SHORT TASK -
In full and without alteration, repeat the material.

WORKING DATA -

┌────────

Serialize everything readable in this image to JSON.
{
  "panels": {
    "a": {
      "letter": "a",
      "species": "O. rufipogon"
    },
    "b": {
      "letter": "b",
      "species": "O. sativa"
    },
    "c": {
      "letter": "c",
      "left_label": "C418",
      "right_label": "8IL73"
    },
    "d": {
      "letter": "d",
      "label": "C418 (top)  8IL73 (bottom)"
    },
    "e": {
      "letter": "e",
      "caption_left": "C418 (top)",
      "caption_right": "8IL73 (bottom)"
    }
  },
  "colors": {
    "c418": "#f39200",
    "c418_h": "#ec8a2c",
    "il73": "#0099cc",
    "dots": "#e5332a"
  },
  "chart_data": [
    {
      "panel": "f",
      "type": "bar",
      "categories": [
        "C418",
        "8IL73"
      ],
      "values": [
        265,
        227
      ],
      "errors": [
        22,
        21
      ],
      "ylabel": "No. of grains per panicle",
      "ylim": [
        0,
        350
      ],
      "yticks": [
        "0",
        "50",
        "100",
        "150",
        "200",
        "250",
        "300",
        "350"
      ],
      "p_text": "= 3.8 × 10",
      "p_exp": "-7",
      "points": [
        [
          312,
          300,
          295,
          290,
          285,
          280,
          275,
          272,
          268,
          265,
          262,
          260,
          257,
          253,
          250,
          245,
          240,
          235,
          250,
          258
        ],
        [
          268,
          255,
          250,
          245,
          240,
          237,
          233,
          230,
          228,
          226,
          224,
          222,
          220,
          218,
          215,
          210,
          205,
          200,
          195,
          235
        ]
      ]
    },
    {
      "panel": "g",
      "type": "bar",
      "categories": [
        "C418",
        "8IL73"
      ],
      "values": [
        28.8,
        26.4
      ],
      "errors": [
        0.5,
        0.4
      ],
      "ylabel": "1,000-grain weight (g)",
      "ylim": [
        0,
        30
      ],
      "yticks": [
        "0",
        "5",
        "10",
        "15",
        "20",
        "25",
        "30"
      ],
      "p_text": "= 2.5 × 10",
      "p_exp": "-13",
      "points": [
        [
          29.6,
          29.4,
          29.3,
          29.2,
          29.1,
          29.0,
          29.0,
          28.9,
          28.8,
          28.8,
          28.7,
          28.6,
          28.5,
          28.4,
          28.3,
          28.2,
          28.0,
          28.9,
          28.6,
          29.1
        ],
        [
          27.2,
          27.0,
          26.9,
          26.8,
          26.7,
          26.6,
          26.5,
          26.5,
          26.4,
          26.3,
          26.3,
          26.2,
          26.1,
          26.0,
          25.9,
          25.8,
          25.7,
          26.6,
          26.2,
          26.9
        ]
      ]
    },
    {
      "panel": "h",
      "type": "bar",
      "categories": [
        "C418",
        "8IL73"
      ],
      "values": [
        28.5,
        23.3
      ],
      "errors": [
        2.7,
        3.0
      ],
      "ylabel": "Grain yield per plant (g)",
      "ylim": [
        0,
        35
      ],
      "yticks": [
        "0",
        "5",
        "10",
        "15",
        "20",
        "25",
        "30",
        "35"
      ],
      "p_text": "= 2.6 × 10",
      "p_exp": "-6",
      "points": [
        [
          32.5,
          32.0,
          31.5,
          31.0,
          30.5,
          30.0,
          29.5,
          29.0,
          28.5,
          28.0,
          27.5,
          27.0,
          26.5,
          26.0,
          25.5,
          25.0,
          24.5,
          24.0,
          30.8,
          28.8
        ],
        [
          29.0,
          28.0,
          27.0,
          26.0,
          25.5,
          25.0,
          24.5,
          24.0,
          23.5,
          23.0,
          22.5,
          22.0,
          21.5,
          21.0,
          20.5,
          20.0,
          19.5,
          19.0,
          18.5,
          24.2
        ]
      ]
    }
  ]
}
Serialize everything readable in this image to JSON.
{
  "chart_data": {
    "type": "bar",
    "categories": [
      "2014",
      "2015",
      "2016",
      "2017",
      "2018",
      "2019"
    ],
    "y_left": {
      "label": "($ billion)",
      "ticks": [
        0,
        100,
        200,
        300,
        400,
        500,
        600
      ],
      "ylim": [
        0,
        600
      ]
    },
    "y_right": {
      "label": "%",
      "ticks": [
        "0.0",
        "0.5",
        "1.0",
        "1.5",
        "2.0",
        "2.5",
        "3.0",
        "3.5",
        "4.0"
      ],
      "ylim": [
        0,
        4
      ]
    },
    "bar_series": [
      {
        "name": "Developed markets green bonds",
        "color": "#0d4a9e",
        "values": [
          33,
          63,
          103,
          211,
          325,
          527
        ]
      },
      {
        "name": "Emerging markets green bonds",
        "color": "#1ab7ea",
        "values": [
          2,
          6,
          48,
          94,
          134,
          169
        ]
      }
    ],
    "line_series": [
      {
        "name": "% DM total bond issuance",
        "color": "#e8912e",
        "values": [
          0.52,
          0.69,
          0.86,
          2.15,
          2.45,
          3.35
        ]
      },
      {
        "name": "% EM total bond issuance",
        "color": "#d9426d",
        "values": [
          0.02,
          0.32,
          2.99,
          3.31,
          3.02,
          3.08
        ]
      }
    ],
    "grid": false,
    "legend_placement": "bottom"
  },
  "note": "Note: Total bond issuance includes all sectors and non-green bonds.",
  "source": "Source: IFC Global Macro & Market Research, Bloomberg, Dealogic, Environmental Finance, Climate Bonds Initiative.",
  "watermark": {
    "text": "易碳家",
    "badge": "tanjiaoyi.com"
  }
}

└────────

FINAL RESULT -
Serialize everything readable in this image to JSON.
{
  "panels": {
    "a": {
      "letter": "a",
      "species": "O. rufipogon"
    },
    "b": {
      "letter": "b",
      "species": "O. sativa"
    },
    "c": {
      "letter": "c",
      "left_label": "C418",
      "right_label": "8IL73"
    },
    "d": {
      "letter": "d",
      "label": "C418 (top)  8IL73 (bottom)"
    },
    "e": {
      "letter": "e",
      "caption_left": "C418 (top)",
      "caption_right": "8IL73 (bottom)"
    }
  },
  "colors": {
    "c418": "#f39200",
    "c418_h": "#ec8a2c",
    "il73": "#0099cc",
    "dots": "#e5332a"
  },
  "chart_data": [
    {
      "panel": "f",
      "type": "bar",
      "categories": [
        "C418",
        "8IL73"
      ],
      "values": [
        265,
        227
      ],
      "errors": [
        22,
        21
      ],
      "ylabel": "No. of grains per panicle",
      "ylim": [
        0,
        350
      ],
      "yticks": [
        "0",
        "50",
        "100",
        "150",
        "200",
        "250",
        "300",
        "350"
      ],
      "p_text": "= 3.8 × 10",
      "p_exp": "-7",
      "points": [
        [
          312,
          300,
          295,
          290,
          285,
          280,
          275,
          272,
          268,
          265,
          262,
          260,
          257,
          253,
          250,
          245,
          240,
          235,
          250,
          258
        ],
        [
          268,
          255,
          250,
          245,
          240,
          237,
          233,
          230,
          228,
          226,
          224,
          222,
          220,
          218,
          215,
          210,
          205,
          200,
          195,
          235
        ]
      ]
    },
    {
      "panel": "g",
      "type": "bar",
      "categories": [
        "C418",
        "8IL73"
      ],
      "values": [
        28.8,
        26.4
      ],
      "errors": [
        0.5,
        0.4
      ],
      "ylabel": "1,000-grain weight (g)",
      "ylim": [
        0,
        30
      ],
      "yticks": [
        "0",
        "5",
        "10",
        "15",
        "20",
        "25",
        "30"
      ],
      "p_text": "= 2.5 × 10",
      "p_exp": "-13",
      "points": [
        [
          29.6,
          29.4,
          29.3,
          29.2,
          29.1,
          29.0,
          29.0,
          28.9,
          28.8,
          28.8,
          28.7,
          28.6,
          28.5,
          28.4,
          28.3,
          28.2,
          28.0,
          28.9,
          28.6,
          29.1
        ],
        [
          27.2,
          27.0,
          26.9,
          26.8,
          26.7,
          26.6,
          26.5,
          26.5,
          26.4,
          26.3,
          26.3,
          26.2,
          26.1,
          26.0,
          25.9,
          25.8,
          25.7,
          26.6,
          26.2,
          26.9
        ]
      ]
    },
    {
      "panel": "h",
      "type": "bar",
      "categories": [
        "C418",
        "8IL73"
      ],
      "values": [
        28.5,
        23.3
      ],
      "errors": [
        2.7,
        3.0
      ],
      "ylabel": "Grain yield per plant (g)",
      "ylim": [
        0,
        35
      ],
      "yticks": [
        "0",
        "5",
        "10",
        "15",
        "20",
        "25",
        "30",
        "35"
      ],
      "p_text": "= 2.6 × 10",
      "p_exp": "-6",
      "points": [
        [
          32.5,
          32.0,
          31.5,
          31.0,
          30.5,
          30.0,
          29.5,
          29.0,
          28.5,
          28.0,
          27.5,
          27.0,
          26.5,
          26.0,
          25.5,
          25.0,
          24.5,
          24.0,
          30.8,
          28.8
        ],
        [
          29.0,
          28.0,
          27.0,
          26.0,
          25.5,
          25.0,
          24.5,
          24.0,
          23.5,
          23.0,
          22.5,
          22.0,
          21.5,
          21.0,
          20.5,
          20.0,
          19.5,
          19.0,
          18.5,
          24.2
        ]
      ]
    }
  ]
}
Serialize everything readable in this image to JSON.
{
  "chart_data": {
    "type": "bar",
    "categories": [
      "2014",
      "2015",
      "2016",
      "2017",
      "2018",
      "2019"
    ],
    "y_left": {
      "label": "($ billion)",
      "ticks": [
        0,
        100,
        200,
        300,
        400,
        500,
        600
      ],
      "ylim": [
        0,
        600
      ]
    },
    "y_right": {
      "label": "%",
      "ticks": [
        "0.0",
        "0.5",
        "1.0",
        "1.5",
        "2.0",
        "2.5",
        "3.0",
        "3.5",
        "4.0"
      ],
      "ylim": [
        0,
        4
      ]
    },
    "bar_series": [
      {
        "name": "Developed markets green bonds",
        "color": "#0d4a9e",
        "values": [
          33,
          63,
          103,
          211,
          325,
          527
        ]
      },
      {
        "name": "Emerging markets green bonds",
        "color": "#1ab7ea",
        "values": [
          2,
          6,
          48,
          94,
          134,
          169
        ]
      }
    ],
    "line_series": [
      {
        "name": "% DM total bond issuance",
        "color": "#e8912e",
        "values": [
          0.52,
          0.69,
          0.86,
          2.15,
          2.45,
          3.35
        ]
      },
      {
        "name": "% EM total bond issuance",
        "color": "#d9426d",
        "values": [
          0.02,
          0.32,
          2.99,
          3.31,
          3.02,
          3.08
        ]
      }
    ],
    "grid": false,
    "legend_placement": "bottom"
  },
  "note": "Note: Total bond issuance includes all sectors and non-green bonds.",
  "source": "Source: IFC Global Macro & Market Research, Bloomberg, Dealogic, Environmental Finance, Climate Bonds Initiative.",
  "watermark": {
    "text": "易碳家",
    "badge": "tanjiaoyi.com"
  }
}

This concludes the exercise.